## Given problem
Give the data below again exactly as it stands. Omit the pictures.

===== Task material

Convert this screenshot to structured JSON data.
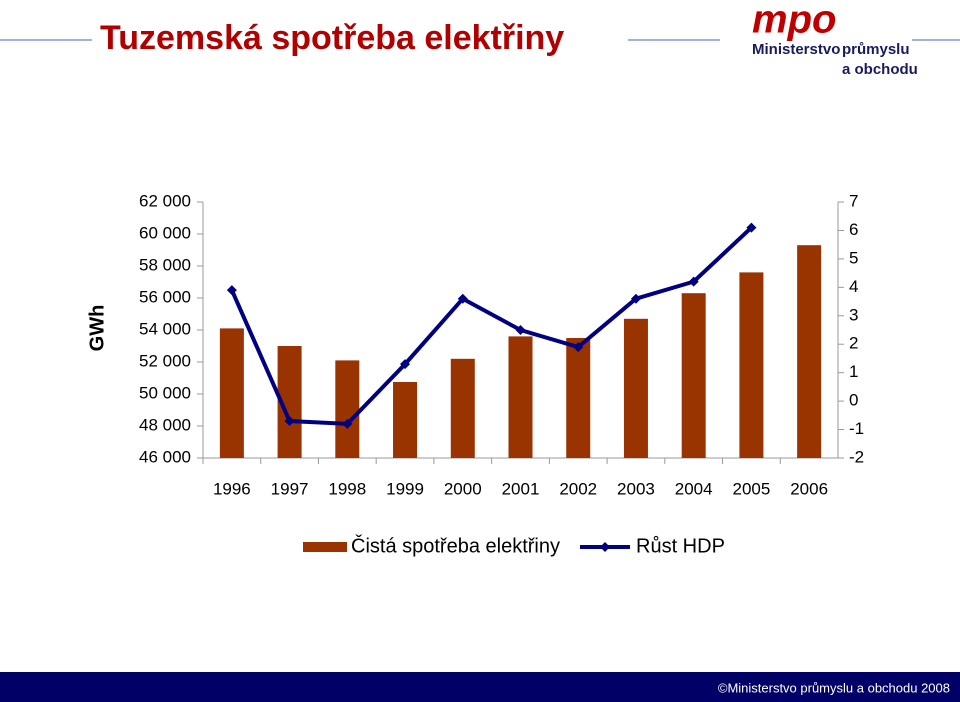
{
  "header": {
    "title": "Tuzemská spotřeba elektřiny"
  },
  "logo": {
    "mark": "mpo",
    "line1": "Ministerstvo",
    "line2": "průmyslu",
    "line3": "a obchodu"
  },
  "chart_data": {
    "type": "bar-line",
    "y_label": "GWh",
    "categories": [
      "1996",
      "1997",
      "1998",
      "1999",
      "2000",
      "2001",
      "2002",
      "2003",
      "2004",
      "2005",
      "2006"
    ],
    "series": [
      {
        "name": "Čistá spotřeba elektřiny",
        "type": "bar",
        "color": "#993300",
        "values": [
          54100,
          53000,
          52100,
          50750,
          52200,
          53600,
          53500,
          54700,
          56300,
          57600,
          59300
        ]
      },
      {
        "name": "Růst HDP",
        "type": "line",
        "axis": "y2",
        "color": "#000080",
        "values": [
          3.9,
          -0.7,
          -0.8,
          1.3,
          3.6,
          2.5,
          1.9,
          3.6,
          4.2,
          6.1,
          null
        ]
      }
    ],
    "ylim": [
      46000,
      62000
    ],
    "yticks": [
      {
        "value": 46000,
        "label": "46 000"
      },
      {
        "value": 48000,
        "label": "48 000"
      },
      {
        "value": 50000,
        "label": "50 000"
      },
      {
        "value": 52000,
        "label": "52 000"
      },
      {
        "value": 54000,
        "label": "54 000"
      },
      {
        "value": 56000,
        "label": "56 000"
      },
      {
        "value": 58000,
        "label": "58 000"
      },
      {
        "value": 60000,
        "label": "60 000"
      },
      {
        "value": 62000,
        "label": "62 000"
      }
    ],
    "y2lim": [
      -2,
      7
    ],
    "y2ticks": [
      -2,
      -1,
      0,
      1,
      2,
      3,
      4,
      5,
      6,
      7
    ]
  },
  "footer": {
    "text": "©Ministerstvo průmyslu a obchodu 2008"
  }
}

==========

## Reply to the exercise
Convert this screenshot to structured JSON data.
{
  "header": {
    "title": "Tuzemská spotřeba elektřiny"
  },
  "logo": {
    "mark": "mpo",
    "line1": "Ministerstvo",
    "line2": "průmyslu",
    "line3": "a obchodu"
  },
  "chart_data": {
    "type": "bar-line",
    "y_label": "GWh",
    "categories": [
      "1996",
      "1997",
      "1998",
      "1999",
      "2000",
      "2001",
      "2002",
      "2003",
      "2004",
      "2005",
      "2006"
    ],
    "series": [
      {
        "name": "Čistá spotřeba elektřiny",
        "type": "bar",
        "color": "#993300",
        "values": [
          54100,
          53000,
          52100,
          50750,
          52200,
          53600,
          53500,
          54700,
          56300,
          57600,
          59300
        ]
      },
      {
        "name": "Růst HDP",
        "type": "line",
        "axis": "y2",
        "color": "#000080",
        "values": [
          3.9,
          -0.7,
          -0.8,
          1.3,
          3.6,
          2.5,
          1.9,
          3.6,
          4.2,
          6.1,
          null
        ]
      }
    ],
    "ylim": [
      46000,
      62000
    ],
    "yticks": [
      {
        "value": 46000,
        "label": "46 000"
      },
      {
        "value": 48000,
        "label": "48 000"
      },
      {
        "value": 50000,
        "label": "50 000"
      },
      {
        "value": 52000,
        "label": "52 000"
      },
      {
        "value": 54000,
        "label": "54 000"
      },
      {
        "value": 56000,
        "label": "56 000"
      },
      {
        "value": 58000,
        "label": "58 000"
      },
      {
        "value": 60000,
        "label": "60 000"
      },
      {
        "value": 62000,
        "label": "62 000"
      }
    ],
    "y2lim": [
      -2,
      7
    ],
    "y2ticks": [
      -2,
      -1,
      0,
      1,
      2,
      3,
      4,
      5,
      6,
      7
    ]
  },
  "footer": {
    "text": "©Ministerstvo průmyslu a obchodu 2008"
  }
}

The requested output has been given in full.